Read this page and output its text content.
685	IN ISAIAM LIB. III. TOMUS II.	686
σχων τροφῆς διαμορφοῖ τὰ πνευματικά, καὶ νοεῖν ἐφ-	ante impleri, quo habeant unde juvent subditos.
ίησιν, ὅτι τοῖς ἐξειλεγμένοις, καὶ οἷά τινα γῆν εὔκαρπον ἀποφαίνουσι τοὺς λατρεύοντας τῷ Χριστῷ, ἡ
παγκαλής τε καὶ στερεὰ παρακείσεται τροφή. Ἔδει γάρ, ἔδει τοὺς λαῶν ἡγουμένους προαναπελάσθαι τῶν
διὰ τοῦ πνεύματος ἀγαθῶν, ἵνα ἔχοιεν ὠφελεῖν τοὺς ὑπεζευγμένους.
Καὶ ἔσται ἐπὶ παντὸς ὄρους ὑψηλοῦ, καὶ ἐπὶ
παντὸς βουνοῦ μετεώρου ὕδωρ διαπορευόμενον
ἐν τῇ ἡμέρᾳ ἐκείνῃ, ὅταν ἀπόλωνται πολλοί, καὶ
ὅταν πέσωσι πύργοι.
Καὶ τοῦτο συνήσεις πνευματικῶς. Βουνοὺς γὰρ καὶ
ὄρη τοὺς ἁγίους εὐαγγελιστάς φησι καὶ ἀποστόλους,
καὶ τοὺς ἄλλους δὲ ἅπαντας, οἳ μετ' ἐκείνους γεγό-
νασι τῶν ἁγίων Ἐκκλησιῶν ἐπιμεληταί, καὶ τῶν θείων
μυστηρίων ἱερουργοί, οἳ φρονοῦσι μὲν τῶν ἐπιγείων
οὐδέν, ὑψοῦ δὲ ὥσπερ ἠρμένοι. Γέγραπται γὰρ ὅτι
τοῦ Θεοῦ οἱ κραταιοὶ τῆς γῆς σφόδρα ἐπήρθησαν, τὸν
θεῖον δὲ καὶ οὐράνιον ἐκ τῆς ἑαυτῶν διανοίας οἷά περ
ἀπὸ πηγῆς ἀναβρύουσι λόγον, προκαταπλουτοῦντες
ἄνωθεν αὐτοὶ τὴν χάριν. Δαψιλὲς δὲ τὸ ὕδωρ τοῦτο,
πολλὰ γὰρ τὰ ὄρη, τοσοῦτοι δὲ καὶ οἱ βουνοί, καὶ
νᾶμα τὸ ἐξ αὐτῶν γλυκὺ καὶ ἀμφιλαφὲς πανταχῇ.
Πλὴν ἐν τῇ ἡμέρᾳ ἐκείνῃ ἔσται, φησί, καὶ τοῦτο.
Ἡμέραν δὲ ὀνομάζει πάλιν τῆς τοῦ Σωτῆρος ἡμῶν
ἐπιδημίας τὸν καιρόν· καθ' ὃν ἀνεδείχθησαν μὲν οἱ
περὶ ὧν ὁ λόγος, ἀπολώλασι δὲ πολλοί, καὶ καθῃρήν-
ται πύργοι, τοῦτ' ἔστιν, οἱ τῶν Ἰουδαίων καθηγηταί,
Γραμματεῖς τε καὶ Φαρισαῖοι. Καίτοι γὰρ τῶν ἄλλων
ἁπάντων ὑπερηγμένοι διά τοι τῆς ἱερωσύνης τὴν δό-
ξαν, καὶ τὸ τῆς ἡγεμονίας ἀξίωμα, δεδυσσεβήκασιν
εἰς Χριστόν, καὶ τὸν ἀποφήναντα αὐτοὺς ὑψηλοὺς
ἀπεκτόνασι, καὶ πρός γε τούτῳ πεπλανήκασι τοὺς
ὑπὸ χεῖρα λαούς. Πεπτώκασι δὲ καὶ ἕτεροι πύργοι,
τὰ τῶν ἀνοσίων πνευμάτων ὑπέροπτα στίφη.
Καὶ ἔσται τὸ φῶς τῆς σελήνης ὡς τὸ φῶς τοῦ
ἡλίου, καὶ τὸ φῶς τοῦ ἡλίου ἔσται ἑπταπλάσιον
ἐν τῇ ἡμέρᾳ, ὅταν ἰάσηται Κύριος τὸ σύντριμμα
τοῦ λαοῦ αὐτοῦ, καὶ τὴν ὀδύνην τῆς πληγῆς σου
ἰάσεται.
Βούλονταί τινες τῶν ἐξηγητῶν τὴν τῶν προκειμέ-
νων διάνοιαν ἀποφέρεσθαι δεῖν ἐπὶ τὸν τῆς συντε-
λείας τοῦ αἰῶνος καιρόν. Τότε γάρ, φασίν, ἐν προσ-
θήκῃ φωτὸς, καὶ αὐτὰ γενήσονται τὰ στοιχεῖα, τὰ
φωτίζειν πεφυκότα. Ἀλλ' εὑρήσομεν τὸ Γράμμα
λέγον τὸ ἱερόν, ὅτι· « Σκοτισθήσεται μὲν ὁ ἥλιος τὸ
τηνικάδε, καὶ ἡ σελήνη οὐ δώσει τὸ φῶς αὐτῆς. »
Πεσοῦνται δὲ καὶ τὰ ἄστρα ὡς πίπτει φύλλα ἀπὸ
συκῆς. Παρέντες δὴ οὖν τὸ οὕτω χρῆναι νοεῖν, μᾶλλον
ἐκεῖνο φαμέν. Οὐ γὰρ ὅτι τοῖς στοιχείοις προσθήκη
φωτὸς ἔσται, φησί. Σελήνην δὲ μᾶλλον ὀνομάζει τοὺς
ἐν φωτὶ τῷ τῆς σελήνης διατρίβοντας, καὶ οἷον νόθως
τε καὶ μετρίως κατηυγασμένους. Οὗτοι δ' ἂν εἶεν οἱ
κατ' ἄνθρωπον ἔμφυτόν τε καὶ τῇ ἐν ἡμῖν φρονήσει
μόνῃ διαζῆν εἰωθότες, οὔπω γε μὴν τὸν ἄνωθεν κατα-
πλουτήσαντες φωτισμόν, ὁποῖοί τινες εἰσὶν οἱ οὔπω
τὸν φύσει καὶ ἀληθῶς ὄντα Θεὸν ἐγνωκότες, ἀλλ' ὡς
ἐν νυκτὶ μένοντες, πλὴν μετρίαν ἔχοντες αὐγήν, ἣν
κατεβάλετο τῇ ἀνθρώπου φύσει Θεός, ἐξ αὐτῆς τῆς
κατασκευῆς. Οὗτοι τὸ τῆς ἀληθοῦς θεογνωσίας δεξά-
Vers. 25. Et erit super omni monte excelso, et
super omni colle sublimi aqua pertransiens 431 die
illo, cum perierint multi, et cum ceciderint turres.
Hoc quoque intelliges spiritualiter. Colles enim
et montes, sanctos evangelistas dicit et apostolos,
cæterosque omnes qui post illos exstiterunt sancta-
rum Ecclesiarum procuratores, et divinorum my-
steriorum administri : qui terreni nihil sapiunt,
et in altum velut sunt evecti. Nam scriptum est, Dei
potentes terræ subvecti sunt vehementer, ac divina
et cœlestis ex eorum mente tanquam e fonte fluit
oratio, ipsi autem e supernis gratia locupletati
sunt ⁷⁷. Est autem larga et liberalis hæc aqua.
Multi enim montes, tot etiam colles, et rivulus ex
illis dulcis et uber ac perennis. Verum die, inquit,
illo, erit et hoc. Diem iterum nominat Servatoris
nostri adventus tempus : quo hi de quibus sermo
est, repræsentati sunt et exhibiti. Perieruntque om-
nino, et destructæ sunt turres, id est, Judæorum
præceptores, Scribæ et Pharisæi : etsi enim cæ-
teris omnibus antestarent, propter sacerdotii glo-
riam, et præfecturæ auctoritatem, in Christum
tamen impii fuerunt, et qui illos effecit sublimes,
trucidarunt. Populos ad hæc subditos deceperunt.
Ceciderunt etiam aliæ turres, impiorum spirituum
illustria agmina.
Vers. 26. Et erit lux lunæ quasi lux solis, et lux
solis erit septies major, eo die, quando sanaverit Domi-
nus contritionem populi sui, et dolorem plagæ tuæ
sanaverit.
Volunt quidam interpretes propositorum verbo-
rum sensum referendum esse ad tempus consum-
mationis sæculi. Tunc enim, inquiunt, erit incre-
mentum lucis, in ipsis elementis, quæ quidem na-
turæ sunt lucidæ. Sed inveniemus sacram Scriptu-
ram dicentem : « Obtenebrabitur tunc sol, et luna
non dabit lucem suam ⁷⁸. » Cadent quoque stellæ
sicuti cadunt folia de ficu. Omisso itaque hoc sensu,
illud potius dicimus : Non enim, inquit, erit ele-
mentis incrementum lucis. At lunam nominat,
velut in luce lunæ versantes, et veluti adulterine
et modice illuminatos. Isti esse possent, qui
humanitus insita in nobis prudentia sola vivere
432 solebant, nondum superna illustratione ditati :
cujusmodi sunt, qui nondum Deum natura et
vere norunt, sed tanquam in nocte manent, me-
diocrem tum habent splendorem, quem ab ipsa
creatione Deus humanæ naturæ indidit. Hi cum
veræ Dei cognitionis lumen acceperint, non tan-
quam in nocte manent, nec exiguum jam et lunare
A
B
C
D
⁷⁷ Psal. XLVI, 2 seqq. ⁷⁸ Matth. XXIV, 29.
-------
[The request] Pull out and copy each line containing the string "lunæ".

[Task solution]
Vers. 26. Et erit lux lunæ quasi lux solis, et lux
velut in luce lunæ versantes, et veluti adulterine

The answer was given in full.